Figure record listings:
::::::
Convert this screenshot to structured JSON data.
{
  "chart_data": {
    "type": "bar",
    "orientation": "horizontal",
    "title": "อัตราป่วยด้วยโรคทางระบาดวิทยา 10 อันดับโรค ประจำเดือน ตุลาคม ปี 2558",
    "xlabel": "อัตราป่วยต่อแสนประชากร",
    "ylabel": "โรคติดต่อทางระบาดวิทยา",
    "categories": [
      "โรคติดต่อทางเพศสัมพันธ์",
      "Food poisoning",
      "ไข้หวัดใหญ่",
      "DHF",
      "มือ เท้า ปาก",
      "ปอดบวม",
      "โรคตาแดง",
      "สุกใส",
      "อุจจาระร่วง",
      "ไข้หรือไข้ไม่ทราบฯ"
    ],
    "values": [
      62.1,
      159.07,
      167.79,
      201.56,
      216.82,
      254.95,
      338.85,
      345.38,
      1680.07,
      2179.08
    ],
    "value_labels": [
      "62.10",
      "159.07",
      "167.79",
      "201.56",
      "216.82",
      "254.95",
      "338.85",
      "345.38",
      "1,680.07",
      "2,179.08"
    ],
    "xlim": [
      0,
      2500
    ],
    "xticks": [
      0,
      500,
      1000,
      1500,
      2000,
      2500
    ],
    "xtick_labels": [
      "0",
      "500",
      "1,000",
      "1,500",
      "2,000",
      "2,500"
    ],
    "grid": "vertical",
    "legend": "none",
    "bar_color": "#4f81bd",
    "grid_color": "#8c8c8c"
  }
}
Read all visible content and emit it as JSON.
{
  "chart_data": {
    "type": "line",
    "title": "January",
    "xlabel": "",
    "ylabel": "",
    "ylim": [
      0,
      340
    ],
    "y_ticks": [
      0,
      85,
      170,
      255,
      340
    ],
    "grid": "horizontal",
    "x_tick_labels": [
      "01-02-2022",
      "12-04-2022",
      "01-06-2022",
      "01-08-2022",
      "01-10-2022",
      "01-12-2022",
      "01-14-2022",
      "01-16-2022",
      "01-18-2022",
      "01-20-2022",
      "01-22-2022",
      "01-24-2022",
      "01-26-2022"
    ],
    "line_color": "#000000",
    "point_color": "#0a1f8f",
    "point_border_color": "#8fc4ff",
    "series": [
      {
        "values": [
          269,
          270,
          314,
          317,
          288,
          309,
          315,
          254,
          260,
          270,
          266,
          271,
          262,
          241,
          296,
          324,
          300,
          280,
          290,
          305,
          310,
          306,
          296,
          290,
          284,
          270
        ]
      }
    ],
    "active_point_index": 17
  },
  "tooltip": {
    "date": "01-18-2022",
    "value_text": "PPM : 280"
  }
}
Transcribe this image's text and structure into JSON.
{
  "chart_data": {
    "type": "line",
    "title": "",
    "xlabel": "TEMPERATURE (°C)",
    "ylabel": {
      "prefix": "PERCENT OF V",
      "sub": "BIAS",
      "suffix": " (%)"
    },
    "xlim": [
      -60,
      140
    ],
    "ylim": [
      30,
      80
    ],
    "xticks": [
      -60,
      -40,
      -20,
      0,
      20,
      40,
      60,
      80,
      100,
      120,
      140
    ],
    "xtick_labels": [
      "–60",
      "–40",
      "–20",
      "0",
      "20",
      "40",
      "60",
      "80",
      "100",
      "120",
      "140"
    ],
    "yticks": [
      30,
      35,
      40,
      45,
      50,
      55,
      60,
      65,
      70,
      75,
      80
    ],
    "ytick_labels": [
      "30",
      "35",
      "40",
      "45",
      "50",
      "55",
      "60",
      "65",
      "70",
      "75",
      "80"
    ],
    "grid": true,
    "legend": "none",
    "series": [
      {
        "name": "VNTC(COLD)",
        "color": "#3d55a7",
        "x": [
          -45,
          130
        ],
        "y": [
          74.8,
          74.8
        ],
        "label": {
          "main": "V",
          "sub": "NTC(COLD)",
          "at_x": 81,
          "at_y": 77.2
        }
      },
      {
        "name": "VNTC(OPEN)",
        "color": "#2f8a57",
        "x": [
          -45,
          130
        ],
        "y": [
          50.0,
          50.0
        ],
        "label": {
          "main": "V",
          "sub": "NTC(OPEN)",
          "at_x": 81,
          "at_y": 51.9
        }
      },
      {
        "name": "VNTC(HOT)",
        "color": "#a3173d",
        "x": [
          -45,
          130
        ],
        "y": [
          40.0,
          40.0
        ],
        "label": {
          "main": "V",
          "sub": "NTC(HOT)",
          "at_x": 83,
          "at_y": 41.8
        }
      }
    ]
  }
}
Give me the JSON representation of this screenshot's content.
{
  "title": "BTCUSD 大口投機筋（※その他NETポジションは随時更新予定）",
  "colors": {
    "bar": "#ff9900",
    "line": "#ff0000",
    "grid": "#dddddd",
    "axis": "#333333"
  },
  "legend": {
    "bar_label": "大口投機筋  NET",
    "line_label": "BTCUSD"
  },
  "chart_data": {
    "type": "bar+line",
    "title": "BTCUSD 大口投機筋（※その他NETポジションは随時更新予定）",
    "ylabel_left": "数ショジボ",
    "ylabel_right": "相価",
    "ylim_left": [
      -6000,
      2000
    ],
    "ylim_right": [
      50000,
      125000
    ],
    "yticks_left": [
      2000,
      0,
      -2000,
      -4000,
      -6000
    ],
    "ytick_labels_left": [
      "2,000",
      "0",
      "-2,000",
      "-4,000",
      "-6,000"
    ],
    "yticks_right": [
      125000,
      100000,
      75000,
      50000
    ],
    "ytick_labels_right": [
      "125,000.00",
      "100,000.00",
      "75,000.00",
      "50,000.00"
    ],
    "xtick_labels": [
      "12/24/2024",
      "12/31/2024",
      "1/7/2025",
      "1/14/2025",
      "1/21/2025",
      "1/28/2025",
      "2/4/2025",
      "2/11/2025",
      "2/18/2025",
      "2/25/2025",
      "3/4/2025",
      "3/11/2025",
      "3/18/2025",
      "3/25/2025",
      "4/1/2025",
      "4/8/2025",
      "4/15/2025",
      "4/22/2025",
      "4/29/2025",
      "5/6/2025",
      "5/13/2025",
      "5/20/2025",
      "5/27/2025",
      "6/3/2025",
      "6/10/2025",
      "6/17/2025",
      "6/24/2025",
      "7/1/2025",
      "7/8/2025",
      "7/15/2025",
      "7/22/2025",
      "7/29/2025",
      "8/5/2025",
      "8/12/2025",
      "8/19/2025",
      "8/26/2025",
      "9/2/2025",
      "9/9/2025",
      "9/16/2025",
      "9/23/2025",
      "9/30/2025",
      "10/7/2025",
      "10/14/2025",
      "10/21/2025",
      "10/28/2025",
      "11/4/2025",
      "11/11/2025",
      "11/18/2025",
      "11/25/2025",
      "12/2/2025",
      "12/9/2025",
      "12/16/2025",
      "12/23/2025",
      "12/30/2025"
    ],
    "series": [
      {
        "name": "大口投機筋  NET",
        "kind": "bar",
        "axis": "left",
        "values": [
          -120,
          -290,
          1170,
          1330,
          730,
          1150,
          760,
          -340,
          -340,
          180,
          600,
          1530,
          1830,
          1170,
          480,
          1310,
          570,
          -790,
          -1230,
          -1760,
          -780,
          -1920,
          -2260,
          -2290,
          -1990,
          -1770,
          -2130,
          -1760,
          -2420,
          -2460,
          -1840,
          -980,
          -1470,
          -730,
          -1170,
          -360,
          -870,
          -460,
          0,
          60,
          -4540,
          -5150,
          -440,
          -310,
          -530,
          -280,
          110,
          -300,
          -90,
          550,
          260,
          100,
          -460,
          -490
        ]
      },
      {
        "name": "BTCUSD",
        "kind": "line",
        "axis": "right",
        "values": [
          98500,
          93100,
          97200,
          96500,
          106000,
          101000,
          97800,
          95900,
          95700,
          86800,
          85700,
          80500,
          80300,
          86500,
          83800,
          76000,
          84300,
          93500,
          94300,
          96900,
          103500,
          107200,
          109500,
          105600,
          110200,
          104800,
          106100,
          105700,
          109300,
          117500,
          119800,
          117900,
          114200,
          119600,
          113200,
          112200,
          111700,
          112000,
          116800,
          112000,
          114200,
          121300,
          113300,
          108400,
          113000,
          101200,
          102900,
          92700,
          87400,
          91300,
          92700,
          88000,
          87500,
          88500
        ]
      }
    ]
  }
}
::::::
__To do__. Pull out all lines from the listing that contain the string "name".

__The answer__.
        "name": "VNTC(COLD)",
        "name": "VNTC(OPEN)",
        "name": "VNTC(HOT)",
        "name": "大口投機筋  NET",
        "name": "BTCUSD",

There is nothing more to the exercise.